##### TASK INPUTS

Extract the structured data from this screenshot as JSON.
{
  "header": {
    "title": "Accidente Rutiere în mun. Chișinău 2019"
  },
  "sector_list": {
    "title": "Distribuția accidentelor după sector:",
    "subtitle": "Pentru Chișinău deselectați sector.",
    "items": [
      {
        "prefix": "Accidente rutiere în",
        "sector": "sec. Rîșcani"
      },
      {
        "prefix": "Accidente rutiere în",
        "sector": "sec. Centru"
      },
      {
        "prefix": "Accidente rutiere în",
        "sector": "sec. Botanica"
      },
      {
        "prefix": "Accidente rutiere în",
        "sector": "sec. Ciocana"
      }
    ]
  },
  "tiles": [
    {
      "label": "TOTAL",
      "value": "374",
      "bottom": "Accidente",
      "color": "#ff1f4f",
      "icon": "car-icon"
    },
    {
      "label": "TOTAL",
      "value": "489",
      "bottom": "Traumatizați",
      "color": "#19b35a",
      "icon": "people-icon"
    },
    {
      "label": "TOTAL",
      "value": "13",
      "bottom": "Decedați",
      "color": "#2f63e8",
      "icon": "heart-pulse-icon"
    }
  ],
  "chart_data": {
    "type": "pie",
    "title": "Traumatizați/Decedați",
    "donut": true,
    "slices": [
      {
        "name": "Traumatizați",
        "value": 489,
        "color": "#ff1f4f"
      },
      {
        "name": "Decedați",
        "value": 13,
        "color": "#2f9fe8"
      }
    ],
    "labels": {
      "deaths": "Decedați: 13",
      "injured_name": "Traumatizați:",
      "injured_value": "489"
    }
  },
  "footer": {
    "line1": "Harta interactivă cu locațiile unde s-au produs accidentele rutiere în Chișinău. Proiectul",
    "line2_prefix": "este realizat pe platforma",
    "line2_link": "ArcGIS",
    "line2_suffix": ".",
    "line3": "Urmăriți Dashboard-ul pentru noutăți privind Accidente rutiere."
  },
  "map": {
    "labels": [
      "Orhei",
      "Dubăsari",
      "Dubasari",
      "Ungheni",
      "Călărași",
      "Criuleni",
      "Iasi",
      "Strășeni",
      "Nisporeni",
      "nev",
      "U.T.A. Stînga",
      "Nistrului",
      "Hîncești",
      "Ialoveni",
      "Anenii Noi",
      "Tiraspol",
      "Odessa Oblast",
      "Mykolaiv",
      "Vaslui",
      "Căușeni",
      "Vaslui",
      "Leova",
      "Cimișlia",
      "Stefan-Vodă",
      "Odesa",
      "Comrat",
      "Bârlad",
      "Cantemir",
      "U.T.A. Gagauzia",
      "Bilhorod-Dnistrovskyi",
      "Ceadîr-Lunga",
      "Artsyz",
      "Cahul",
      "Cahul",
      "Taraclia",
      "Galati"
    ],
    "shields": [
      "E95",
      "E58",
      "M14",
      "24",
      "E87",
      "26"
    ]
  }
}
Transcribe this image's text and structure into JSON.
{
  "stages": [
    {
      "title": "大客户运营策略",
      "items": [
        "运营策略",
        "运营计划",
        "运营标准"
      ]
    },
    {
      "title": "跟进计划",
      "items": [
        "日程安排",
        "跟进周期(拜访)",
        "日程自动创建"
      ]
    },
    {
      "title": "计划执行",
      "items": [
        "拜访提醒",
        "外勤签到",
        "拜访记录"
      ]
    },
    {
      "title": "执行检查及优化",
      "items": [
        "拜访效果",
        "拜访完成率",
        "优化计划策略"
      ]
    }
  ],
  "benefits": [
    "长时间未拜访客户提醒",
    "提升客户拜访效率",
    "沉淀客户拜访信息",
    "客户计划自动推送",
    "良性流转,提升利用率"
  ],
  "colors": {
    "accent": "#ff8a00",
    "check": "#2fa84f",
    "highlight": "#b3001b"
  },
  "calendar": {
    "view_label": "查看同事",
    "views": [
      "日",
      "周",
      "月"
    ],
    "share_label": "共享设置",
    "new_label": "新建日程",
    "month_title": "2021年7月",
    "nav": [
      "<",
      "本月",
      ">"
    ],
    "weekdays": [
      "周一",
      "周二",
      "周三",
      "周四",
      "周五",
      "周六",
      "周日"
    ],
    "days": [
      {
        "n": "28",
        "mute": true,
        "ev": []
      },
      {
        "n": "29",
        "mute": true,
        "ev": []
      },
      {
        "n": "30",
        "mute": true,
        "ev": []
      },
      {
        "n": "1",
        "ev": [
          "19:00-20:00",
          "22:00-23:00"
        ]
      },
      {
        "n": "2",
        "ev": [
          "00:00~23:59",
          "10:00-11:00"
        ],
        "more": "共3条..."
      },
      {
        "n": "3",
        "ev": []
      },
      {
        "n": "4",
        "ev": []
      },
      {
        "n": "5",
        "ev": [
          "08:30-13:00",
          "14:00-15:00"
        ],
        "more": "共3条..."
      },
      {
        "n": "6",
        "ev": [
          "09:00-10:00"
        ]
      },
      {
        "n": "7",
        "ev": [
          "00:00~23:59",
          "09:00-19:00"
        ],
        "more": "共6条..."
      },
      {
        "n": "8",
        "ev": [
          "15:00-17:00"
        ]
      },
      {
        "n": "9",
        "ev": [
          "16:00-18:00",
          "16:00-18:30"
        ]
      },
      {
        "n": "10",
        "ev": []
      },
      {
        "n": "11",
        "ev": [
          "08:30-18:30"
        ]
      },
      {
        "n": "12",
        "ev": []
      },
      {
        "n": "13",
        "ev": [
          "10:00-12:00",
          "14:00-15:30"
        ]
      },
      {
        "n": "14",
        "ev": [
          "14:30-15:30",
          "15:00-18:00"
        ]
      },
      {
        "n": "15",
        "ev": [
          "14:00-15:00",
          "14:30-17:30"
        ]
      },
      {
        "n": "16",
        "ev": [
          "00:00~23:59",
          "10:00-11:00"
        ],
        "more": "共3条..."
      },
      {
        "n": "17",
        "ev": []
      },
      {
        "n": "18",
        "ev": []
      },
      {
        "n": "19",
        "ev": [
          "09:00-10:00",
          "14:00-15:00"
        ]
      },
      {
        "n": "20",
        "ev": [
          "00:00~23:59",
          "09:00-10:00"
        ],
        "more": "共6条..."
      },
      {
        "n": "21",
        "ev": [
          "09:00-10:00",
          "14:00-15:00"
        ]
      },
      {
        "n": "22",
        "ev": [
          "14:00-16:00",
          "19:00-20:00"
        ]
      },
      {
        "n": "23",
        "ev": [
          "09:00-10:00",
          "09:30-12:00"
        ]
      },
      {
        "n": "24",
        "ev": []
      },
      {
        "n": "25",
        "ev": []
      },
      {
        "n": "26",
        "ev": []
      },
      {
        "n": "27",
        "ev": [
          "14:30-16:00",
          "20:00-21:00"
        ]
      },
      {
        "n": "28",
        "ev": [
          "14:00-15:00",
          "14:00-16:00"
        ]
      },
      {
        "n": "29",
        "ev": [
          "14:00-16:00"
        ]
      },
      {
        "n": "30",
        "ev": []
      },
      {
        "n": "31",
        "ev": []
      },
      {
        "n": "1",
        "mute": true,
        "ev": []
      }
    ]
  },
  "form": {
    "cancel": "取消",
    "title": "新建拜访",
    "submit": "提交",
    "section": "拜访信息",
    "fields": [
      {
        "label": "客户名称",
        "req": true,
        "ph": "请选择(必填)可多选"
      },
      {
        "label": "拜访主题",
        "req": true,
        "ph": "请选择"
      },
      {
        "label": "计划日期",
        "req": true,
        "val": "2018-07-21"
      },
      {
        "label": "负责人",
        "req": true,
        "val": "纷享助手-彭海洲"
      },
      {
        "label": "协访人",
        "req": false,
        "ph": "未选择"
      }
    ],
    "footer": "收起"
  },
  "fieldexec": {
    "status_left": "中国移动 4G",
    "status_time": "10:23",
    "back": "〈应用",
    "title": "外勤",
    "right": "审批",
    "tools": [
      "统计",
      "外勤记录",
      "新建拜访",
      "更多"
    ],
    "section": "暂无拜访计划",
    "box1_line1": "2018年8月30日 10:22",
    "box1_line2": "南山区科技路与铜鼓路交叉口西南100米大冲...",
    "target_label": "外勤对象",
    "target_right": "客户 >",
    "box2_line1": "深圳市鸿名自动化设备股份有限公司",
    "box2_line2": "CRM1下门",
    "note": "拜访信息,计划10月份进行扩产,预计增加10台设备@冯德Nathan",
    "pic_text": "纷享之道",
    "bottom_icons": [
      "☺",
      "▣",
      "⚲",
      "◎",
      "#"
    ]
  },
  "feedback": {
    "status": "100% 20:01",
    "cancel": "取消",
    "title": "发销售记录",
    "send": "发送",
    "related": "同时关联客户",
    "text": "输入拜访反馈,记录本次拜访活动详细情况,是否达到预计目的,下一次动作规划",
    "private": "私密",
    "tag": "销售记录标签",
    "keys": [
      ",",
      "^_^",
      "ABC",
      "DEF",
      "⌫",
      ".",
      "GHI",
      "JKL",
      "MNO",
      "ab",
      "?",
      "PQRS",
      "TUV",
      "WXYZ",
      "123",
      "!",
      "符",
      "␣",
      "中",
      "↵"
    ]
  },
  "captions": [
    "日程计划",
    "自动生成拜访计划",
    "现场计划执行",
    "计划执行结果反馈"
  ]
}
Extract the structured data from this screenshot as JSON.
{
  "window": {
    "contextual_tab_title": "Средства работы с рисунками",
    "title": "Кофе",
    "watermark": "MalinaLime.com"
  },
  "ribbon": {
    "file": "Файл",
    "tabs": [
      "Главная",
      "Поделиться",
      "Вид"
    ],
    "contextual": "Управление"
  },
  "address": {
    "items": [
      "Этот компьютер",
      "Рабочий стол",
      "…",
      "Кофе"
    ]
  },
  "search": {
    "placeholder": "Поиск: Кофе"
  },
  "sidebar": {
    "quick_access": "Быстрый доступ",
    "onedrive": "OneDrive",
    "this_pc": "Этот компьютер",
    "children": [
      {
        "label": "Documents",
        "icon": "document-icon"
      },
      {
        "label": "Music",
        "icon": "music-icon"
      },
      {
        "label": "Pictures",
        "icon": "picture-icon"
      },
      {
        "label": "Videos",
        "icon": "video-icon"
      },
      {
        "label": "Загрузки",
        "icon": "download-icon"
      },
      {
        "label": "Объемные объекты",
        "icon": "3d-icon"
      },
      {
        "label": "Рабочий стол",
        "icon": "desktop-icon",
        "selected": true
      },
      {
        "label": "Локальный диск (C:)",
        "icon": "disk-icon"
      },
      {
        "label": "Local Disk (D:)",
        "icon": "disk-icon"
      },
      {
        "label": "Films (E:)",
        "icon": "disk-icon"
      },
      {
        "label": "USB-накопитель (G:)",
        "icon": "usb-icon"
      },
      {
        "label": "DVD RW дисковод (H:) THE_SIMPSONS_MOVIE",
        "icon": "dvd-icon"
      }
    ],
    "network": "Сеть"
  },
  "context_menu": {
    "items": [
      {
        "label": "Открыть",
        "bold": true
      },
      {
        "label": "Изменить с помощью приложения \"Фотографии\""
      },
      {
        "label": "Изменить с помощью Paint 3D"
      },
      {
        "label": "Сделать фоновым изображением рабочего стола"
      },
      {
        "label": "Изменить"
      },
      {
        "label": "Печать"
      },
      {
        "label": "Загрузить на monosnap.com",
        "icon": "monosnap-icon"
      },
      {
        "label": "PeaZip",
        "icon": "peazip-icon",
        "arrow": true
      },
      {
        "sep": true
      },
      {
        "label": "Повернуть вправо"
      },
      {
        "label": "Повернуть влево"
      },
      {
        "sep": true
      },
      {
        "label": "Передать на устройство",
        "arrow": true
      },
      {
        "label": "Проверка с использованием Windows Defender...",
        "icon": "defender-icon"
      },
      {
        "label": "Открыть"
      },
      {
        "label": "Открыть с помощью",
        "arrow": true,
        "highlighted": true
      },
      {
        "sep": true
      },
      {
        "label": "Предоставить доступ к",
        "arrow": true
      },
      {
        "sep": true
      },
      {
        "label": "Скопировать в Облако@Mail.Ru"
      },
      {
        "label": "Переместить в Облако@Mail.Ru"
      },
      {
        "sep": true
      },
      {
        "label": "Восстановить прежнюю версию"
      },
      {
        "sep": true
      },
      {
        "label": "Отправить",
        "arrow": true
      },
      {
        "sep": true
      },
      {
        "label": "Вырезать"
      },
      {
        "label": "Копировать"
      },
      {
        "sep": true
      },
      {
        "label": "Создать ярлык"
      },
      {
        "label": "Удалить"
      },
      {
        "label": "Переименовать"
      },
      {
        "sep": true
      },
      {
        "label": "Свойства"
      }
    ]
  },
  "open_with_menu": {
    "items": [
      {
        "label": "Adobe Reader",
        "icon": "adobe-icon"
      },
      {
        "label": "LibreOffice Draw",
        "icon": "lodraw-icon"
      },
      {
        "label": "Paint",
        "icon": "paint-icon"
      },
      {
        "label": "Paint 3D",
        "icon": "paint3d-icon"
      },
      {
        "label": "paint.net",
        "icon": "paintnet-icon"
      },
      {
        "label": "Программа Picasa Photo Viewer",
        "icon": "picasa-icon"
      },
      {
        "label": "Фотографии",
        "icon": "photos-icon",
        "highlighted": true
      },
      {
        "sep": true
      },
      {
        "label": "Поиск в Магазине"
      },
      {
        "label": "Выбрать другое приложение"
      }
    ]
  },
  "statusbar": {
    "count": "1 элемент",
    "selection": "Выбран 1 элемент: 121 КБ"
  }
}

##########

**STATED PROBLEM:** The word "Открыть" appears in how many lines of the data? Answer with only the number.

**ANSWER FOR THIS EXERCISE:** 3